• [The request]:
In the entries, find all lines that hold the word "ylabel" and copy them.

• [Input data]:

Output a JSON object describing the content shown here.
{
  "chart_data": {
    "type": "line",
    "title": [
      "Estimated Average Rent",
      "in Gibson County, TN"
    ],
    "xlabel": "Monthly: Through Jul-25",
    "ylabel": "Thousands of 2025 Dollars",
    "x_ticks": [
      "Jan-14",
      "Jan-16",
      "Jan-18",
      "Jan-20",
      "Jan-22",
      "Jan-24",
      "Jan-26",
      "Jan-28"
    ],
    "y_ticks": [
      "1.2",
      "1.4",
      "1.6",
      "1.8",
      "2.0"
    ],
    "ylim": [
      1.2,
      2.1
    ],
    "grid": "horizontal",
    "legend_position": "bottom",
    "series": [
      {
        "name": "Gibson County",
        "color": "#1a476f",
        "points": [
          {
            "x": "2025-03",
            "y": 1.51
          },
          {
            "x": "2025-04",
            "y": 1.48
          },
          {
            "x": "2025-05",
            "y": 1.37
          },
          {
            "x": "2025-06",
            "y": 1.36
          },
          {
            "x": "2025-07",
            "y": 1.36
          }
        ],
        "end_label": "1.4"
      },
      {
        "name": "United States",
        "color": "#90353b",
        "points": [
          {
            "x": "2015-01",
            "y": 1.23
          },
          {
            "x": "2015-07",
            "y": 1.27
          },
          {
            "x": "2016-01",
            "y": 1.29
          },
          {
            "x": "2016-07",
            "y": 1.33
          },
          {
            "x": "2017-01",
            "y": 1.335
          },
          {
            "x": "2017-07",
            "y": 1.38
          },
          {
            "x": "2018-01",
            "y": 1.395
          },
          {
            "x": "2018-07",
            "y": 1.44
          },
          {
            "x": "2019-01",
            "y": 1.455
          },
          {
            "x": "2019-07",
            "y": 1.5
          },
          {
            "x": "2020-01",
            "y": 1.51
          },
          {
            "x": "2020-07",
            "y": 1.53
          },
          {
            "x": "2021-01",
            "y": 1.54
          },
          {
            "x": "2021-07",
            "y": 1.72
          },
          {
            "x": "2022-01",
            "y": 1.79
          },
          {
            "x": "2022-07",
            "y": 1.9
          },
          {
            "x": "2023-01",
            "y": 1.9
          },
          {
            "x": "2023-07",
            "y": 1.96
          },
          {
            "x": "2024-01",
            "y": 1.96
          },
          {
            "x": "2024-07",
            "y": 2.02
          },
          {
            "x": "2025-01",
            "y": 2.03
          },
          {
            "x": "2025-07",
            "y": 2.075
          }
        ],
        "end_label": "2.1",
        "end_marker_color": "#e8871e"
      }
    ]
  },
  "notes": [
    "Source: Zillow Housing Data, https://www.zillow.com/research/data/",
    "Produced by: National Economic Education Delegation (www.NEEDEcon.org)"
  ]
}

* * *

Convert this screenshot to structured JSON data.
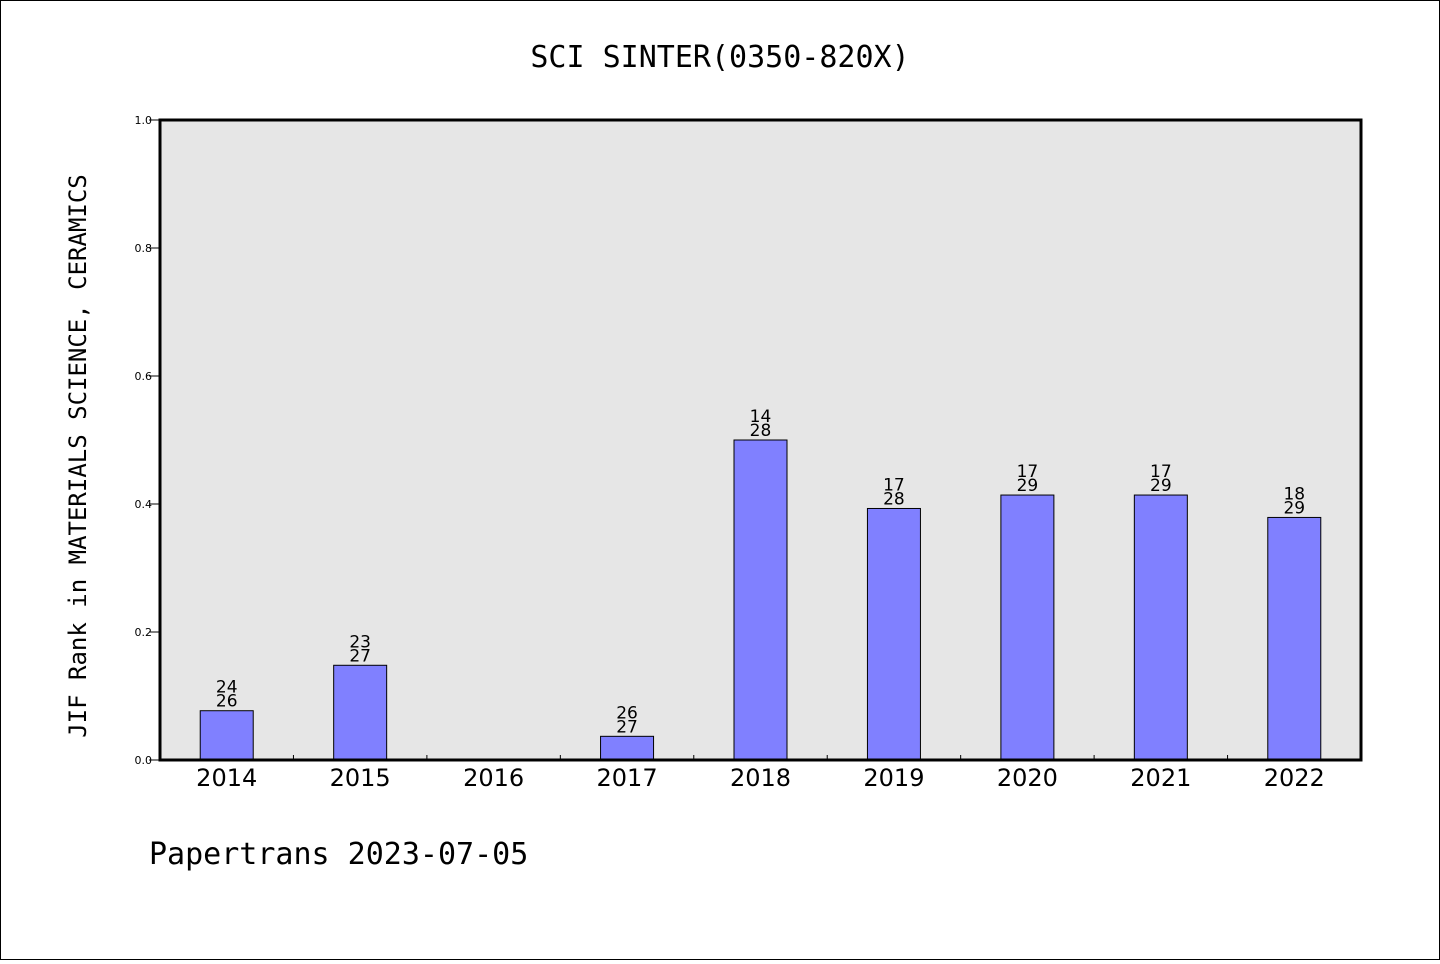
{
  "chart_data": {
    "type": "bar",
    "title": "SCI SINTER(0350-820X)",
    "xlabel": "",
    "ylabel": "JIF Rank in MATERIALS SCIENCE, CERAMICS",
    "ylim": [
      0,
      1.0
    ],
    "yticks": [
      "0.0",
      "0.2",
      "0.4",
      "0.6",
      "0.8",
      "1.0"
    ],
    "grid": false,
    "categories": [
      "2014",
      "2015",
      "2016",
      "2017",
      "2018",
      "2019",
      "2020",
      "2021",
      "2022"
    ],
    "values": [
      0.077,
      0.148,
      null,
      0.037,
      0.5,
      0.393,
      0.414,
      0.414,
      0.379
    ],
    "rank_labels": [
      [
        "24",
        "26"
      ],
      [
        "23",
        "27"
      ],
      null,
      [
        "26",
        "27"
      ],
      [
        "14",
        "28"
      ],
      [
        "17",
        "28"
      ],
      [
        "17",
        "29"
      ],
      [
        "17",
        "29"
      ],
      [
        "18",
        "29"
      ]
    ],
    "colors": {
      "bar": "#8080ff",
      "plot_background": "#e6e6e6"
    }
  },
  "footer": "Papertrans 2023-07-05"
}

• [The solution]:
    "ylabel": "Thousands of 2025 Dollars",
    "ylabel": "JIF Rank in MATERIALS SCIENCE, CERAMICS",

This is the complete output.